__Items__:
>>>>>
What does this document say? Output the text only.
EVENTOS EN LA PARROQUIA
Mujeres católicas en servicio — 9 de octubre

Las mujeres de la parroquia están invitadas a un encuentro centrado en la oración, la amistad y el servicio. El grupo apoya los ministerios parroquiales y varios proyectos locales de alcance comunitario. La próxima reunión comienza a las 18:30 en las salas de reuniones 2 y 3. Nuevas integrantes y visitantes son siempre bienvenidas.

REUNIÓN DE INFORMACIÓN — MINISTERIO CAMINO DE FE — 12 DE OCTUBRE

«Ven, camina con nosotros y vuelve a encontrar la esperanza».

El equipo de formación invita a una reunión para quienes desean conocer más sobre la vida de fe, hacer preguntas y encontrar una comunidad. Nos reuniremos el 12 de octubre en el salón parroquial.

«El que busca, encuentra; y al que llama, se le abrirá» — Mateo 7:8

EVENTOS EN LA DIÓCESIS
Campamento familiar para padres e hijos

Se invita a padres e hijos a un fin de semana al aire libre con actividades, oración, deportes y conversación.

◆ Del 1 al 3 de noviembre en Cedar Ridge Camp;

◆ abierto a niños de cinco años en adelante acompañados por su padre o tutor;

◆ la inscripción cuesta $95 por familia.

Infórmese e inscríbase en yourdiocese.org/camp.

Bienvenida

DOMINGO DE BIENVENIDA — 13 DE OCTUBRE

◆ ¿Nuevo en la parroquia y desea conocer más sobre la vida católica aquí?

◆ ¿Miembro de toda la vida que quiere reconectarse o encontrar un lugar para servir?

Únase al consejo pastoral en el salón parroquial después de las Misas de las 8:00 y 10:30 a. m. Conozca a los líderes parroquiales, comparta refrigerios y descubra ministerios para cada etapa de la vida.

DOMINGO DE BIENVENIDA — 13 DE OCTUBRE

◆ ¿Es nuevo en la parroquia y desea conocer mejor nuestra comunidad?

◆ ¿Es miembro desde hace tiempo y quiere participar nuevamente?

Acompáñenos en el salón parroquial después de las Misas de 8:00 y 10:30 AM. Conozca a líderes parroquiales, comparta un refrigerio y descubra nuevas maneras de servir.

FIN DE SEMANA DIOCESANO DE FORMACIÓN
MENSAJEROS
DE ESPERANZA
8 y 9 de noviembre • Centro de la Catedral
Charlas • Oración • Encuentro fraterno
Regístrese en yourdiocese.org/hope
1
<<<<<
__Given instruction__:
Extract every record and return it verbatim.

__Response below__:
What does this document say? Output the text only.
EVENTOS EN LA PARROQUIA
Mujeres católicas en servicio — 9 de octubre

Las mujeres de la parroquia están invitadas a un encuentro centrado en la oración, la amistad y el servicio. El grupo apoya los ministerios parroquiales y varios proyectos locales de alcance comunitario. La próxima reunión comienza a las 18:30 en las salas de reuniones 2 y 3. Nuevas integrantes y visitantes son siempre bienvenidas.

REUNIÓN DE INFORMACIÓN — MINISTERIO CAMINO DE FE — 12 DE OCTUBRE

«Ven, camina con nosotros y vuelve a encontrar la esperanza».

El equipo de formación invita a una reunión para quienes desean conocer más sobre la vida de fe, hacer preguntas y encontrar una comunidad. Nos reuniremos el 12 de octubre en el salón parroquial.

«El que busca, encuentra; y al que llama, se le abrirá» — Mateo 7:8

EVENTOS EN LA DIÓCESIS
Campamento familiar para padres e hijos

Se invita a padres e hijos a un fin de semana al aire libre con actividades, oración, deportes y conversación.

◆ Del 1 al 3 de noviembre en Cedar Ridge Camp;

◆ abierto a niños de cinco años en adelante acompañados por su padre o tutor;

◆ la inscripción cuesta $95 por familia.

Infórmese e inscríbase en yourdiocese.org/camp.

Bienvenida

DOMINGO DE BIENVENIDA — 13 DE OCTUBRE

◆ ¿Nuevo en la parroquia y desea conocer más sobre la vida católica aquí?

◆ ¿Miembro de toda la vida que quiere reconectarse o encontrar un lugar para servir?

Únase al consejo pastoral en el salón parroquial después de las Misas de las 8:00 y 10:30 a. m. Conozca a los líderes parroquiales, comparta refrigerios y descubra ministerios para cada etapa de la vida.

DOMINGO DE BIENVENIDA — 13 DE OCTUBRE

◆ ¿Es nuevo en la parroquia y desea conocer mejor nuestra comunidad?

◆ ¿Es miembro desde hace tiempo y quiere participar nuevamente?

Acompáñenos en el salón parroquial después de las Misas de 8:00 y 10:30 AM. Conozca a líderes parroquiales, comparta un refrigerio y descubra nuevas maneras de servir.

FIN DE SEMANA DIOCESANO DE FORMACIÓN
MENSAJEROS
DE ESPERANZA
8 y 9 de noviembre • Centro de la Catedral
Charlas • Oración • Encuentro fraterno
Regístrese en yourdiocese.org/hope
1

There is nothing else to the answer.